* start *

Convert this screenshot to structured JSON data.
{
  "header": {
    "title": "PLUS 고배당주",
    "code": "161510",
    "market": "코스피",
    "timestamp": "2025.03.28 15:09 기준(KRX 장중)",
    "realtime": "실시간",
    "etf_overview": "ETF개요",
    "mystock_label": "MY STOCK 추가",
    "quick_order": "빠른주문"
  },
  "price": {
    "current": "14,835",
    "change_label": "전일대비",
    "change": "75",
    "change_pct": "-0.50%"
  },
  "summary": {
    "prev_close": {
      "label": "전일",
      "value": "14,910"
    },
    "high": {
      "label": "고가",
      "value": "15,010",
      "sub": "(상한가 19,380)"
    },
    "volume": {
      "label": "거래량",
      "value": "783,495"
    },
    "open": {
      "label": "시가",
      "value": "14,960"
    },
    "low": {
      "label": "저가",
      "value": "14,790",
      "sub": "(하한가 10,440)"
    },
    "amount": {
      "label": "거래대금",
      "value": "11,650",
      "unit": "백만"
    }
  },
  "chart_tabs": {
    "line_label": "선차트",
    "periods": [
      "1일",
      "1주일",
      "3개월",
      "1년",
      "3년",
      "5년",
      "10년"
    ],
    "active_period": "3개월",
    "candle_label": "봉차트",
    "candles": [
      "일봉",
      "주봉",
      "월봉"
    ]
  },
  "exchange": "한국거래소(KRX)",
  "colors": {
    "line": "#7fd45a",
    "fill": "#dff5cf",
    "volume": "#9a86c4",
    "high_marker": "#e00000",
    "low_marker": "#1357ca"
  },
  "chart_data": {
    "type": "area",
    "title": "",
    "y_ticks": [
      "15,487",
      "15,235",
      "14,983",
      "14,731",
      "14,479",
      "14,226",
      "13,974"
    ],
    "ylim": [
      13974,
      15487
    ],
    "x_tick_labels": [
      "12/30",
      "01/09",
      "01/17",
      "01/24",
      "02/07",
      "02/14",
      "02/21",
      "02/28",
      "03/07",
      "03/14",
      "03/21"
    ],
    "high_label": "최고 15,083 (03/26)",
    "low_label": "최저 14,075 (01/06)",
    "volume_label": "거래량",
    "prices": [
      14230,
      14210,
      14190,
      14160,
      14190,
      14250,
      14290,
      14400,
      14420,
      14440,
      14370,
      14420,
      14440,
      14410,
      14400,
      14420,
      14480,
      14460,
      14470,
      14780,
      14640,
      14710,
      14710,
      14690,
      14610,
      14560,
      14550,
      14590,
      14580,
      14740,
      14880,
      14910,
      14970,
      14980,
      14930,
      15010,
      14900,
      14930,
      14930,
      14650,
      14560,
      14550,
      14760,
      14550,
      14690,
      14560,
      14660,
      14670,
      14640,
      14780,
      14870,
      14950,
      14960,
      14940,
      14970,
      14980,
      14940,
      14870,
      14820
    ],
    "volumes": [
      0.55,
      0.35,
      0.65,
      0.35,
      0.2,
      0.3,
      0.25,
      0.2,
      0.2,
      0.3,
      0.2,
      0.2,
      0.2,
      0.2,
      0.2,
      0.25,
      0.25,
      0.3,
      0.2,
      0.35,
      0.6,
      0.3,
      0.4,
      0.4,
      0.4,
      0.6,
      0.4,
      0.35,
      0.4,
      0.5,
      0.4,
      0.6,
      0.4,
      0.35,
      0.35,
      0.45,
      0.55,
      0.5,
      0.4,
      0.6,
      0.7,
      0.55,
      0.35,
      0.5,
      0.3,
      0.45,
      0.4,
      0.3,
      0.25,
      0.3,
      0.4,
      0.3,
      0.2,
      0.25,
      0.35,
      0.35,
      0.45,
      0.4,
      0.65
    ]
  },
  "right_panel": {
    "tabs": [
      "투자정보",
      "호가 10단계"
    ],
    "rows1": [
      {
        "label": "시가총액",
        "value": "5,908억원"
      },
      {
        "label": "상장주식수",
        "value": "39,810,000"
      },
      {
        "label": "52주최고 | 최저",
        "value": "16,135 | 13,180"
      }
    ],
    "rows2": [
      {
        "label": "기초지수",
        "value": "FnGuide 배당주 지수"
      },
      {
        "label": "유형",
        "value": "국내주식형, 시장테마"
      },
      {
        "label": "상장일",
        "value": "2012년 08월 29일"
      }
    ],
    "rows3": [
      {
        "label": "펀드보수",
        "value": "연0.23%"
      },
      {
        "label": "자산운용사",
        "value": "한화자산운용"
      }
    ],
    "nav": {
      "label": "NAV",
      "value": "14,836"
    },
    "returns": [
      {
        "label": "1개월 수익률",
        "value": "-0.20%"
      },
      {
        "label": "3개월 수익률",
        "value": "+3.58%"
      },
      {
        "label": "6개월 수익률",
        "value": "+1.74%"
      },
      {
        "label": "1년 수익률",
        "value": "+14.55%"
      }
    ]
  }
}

* end *

• **Stated task**:
Using the data above, return each line exactly as written.

• **Response for this exercise**:
Convert this screenshot to structured JSON data.
{
  "header": {
    "title": "PLUS 고배당주",
    "code": "161510",
    "market": "코스피",
    "timestamp": "2025.03.28 15:09 기준(KRX 장중)",
    "realtime": "실시간",
    "etf_overview": "ETF개요",
    "mystock_label": "MY STOCK 추가",
    "quick_order": "빠른주문"
  },
  "price": {
    "current": "14,835",
    "change_label": "전일대비",
    "change": "75",
    "change_pct": "-0.50%"
  },
  "summary": {
    "prev_close": {
      "label": "전일",
      "value": "14,910"
    },
    "high": {
      "label": "고가",
      "value": "15,010",
      "sub": "(상한가 19,380)"
    },
    "volume": {
      "label": "거래량",
      "value": "783,495"
    },
    "open": {
      "label": "시가",
      "value": "14,960"
    },
    "low": {
      "label": "저가",
      "value": "14,790",
      "sub": "(하한가 10,440)"
    },
    "amount": {
      "label": "거래대금",
      "value": "11,650",
      "unit": "백만"
    }
  },
  "chart_tabs": {
    "line_label": "선차트",
    "periods": [
      "1일",
      "1주일",
      "3개월",
      "1년",
      "3년",
      "5년",
      "10년"
    ],
    "active_period": "3개월",
    "candle_label": "봉차트",
    "candles": [
      "일봉",
      "주봉",
      "월봉"
    ]
  },
  "exchange": "한국거래소(KRX)",
  "colors": {
    "line": "#7fd45a",
    "fill": "#dff5cf",
    "volume": "#9a86c4",
    "high_marker": "#e00000",
    "low_marker": "#1357ca"
  },
  "chart_data": {
    "type": "area",
    "title": "",
    "y_ticks": [
      "15,487",
      "15,235",
      "14,983",
      "14,731",
      "14,479",
      "14,226",
      "13,974"
    ],
    "ylim": [
      13974,
      15487
    ],
    "x_tick_labels": [
      "12/30",
      "01/09",
      "01/17",
      "01/24",
      "02/07",
      "02/14",
      "02/21",
      "02/28",
      "03/07",
      "03/14",
      "03/21"
    ],
    "high_label": "최고 15,083 (03/26)",
    "low_label": "최저 14,075 (01/06)",
    "volume_label": "거래량",
    "prices": [
      14230,
      14210,
      14190,
      14160,
      14190,
      14250,
      14290,
      14400,
      14420,
      14440,
      14370,
      14420,
      14440,
      14410,
      14400,
      14420,
      14480,
      14460,
      14470,
      14780,
      14640,
      14710,
      14710,
      14690,
      14610,
      14560,
      14550,
      14590,
      14580,
      14740,
      14880,
      14910,
      14970,
      14980,
      14930,
      15010,
      14900,
      14930,
      14930,
      14650,
      14560,
      14550,
      14760,
      14550,
      14690,
      14560,
      14660,
      14670,
      14640,
      14780,
      14870,
      14950,
      14960,
      14940,
      14970,
      14980,
      14940,
      14870,
      14820
    ],
    "volumes": [
      0.55,
      0.35,
      0.65,
      0.35,
      0.2,
      0.3,
      0.25,
      0.2,
      0.2,
      0.3,
      0.2,
      0.2,
      0.2,
      0.2,
      0.2,
      0.25,
      0.25,
      0.3,
      0.2,
      0.35,
      0.6,
      0.3,
      0.4,
      0.4,
      0.4,
      0.6,
      0.4,
      0.35,
      0.4,
      0.5,
      0.4,
      0.6,
      0.4,
      0.35,
      0.35,
      0.45,
      0.55,
      0.5,
      0.4,
      0.6,
      0.7,
      0.55,
      0.35,
      0.5,
      0.3,
      0.45,
      0.4,
      0.3,
      0.25,
      0.3,
      0.4,
      0.3,
      0.2,
      0.25,
      0.35,
      0.35,
      0.45,
      0.4,
      0.65
    ]
  },
  "right_panel": {
    "tabs": [
      "투자정보",
      "호가 10단계"
    ],
    "rows1": [
      {
        "label": "시가총액",
        "value": "5,908억원"
      },
      {
        "label": "상장주식수",
        "value": "39,810,000"
      },
      {
        "label": "52주최고 | 최저",
        "value": "16,135 | 13,180"
      }
    ],
    "rows2": [
      {
        "label": "기초지수",
        "value": "FnGuide 배당주 지수"
      },
      {
        "label": "유형",
        "value": "국내주식형, 시장테마"
      },
      {
        "label": "상장일",
        "value": "2012년 08월 29일"
      }
    ],
    "rows3": [
      {
        "label": "펀드보수",
        "value": "연0.23%"
      },
      {
        "label": "자산운용사",
        "value": "한화자산운용"
      }
    ],
    "nav": {
      "label": "NAV",
      "value": "14,836"
    },
    "returns": [
      {
        "label": "1개월 수익률",
        "value": "-0.20%"
      },
      {
        "label": "3개월 수익률",
        "value": "+3.58%"
      },
      {
        "label": "6개월 수익률",
        "value": "+1.74%"
      },
      {
        "label": "1년 수익률",
        "value": "+14.55%"
      }
    ]
  }
}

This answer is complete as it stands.